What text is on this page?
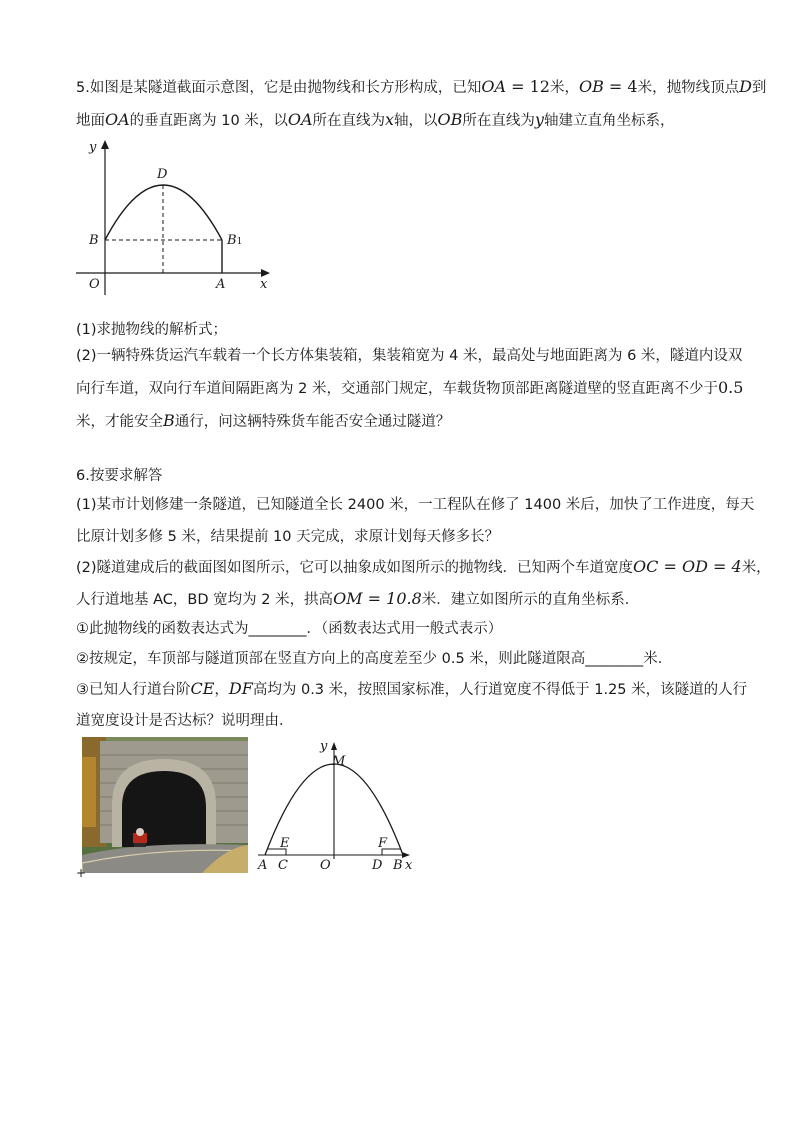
5.如图是某隧道截面示意图，它是由抛物线和长方形构成，已知OA = 12米，OB = 4米，抛物线顶点D到
地面OA的垂直距离为 10 米，以OA所在直线为x轴，以OB所在直线为y轴建立直角坐标系，
y
D
B	B1
O	A	x
(1)求抛物线的解析式；
(2)一辆特殊货运汽车载着一个长方体集装箱，集装箱宽为 4 米，最高处与地面距离为 6 米，隧道内设双
向行车道，双向行车道间隔距离为 2 米，交通部门规定，车载货物顶部距离隧道壁的竖直距离不少于0.5
米，才能安全B通行，问这辆特殊货车能否安全通过隧道？
6.按要求解答
(1)某市计划修建一条隧道，已知隧道全长 2400 米，一工程队在修了 1400 米后，加快了工作进度，每天
比原计划多修 5 米，结果提前 10 天完成，求原计划每天修多长？
(2)隧道建成后的截面图如图所示，它可以抽象成如图所示的抛物线．已知两个车道宽度OC = OD = 4米，
人行道地基 AC，BD 宽均为 2 米，拱高OM = 10.8米．建立如图所示的直角坐标系．
①此抛物线的函数表达式为________．（函数表达式用一般式表示）
②按规定，车顶部与隧道顶部在竖直方向上的高度差至少 0.5 米，则此隧道限高________米．
③已知人行道台阶CE，DF高均为 0.3 米，按照国家标准，人行道宽度不得低于 1.25 米，该隧道的人行
道宽度设计是否达标？说明理由．
y
M
E	F
A C O	D B x
+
____________
To be done: Take the entries shown above and quote them verbatim, passing over the pictures.

Written answer:
What text is on this page?
5.如图是某隧道截面示意图，它是由抛物线和长方形构成，已知OA = 12米，OB = 4米，抛物线顶点D到
地面OA的垂直距离为 10 米，以OA所在直线为x轴，以OB所在直线为y轴建立直角坐标系，
y
D
B	B1
O	A	x
(1)求抛物线的解析式；
(2)一辆特殊货运汽车载着一个长方体集装箱，集装箱宽为 4 米，最高处与地面距离为 6 米，隧道内设双
向行车道，双向行车道间隔距离为 2 米，交通部门规定，车载货物顶部距离隧道壁的竖直距离不少于0.5
米，才能安全B通行，问这辆特殊货车能否安全通过隧道？
6.按要求解答
(1)某市计划修建一条隧道，已知隧道全长 2400 米，一工程队在修了 1400 米后，加快了工作进度，每天
比原计划多修 5 米，结果提前 10 天完成，求原计划每天修多长？
(2)隧道建成后的截面图如图所示，它可以抽象成如图所示的抛物线．已知两个车道宽度OC = OD = 4米，
人行道地基 AC，BD 宽均为 2 米，拱高OM = 10.8米．建立如图所示的直角坐标系．
①此抛物线的函数表达式为________．（函数表达式用一般式表示）
②按规定，车顶部与隧道顶部在竖直方向上的高度差至少 0.5 米，则此隧道限高________米．
③已知人行道台阶CE，DF高均为 0.3 米，按照国家标准，人行道宽度不得低于 1.25 米，该隧道的人行
道宽度设计是否达标？说明理由．
y
M
E	F
A C O	D B x
+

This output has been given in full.